=== Begin Enclosure ===

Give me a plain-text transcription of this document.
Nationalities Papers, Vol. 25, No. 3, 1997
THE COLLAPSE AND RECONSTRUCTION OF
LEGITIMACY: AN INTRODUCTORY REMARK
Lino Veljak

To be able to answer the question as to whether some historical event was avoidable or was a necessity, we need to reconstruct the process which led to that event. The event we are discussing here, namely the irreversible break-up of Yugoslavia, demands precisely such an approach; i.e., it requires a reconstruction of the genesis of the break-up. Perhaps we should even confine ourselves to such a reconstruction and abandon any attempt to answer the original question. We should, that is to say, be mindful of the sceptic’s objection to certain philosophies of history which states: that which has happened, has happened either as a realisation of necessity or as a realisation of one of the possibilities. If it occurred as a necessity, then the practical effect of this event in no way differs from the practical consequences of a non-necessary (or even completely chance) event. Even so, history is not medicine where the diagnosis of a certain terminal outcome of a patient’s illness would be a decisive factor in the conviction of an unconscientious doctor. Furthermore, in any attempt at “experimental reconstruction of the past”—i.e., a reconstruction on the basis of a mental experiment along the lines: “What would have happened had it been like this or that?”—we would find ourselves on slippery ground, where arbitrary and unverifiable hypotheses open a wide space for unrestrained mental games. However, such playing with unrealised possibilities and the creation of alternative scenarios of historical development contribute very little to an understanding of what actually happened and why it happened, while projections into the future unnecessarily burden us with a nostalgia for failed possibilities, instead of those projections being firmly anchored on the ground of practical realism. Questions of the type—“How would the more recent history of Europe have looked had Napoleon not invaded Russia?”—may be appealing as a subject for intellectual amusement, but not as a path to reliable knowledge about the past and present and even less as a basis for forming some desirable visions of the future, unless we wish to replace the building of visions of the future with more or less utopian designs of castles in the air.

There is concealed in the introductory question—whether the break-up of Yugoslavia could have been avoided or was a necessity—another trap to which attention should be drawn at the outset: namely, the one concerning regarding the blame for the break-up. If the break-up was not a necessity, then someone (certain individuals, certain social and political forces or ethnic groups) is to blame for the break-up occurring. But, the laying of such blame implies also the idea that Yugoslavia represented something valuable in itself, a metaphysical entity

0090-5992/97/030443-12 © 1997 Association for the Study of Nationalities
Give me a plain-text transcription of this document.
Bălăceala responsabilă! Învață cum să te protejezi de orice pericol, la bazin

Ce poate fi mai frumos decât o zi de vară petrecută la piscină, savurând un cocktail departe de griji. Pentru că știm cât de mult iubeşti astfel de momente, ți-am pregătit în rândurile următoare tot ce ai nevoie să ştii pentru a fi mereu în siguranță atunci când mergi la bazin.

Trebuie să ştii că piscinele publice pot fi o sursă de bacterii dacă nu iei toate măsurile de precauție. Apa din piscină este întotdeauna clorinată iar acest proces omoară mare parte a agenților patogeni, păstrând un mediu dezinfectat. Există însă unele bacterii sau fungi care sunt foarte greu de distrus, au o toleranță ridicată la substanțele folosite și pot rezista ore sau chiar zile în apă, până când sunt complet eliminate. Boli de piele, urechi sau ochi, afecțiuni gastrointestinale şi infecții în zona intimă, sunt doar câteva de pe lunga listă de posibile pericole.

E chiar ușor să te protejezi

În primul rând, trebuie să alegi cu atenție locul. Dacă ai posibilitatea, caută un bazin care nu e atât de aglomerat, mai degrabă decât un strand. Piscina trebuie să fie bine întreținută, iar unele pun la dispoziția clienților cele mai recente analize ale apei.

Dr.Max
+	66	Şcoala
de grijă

=== End Enclosure ===

To do
Across the entries, tally every line that contains the word "ştii" and report the sum by itself.

Answer section
2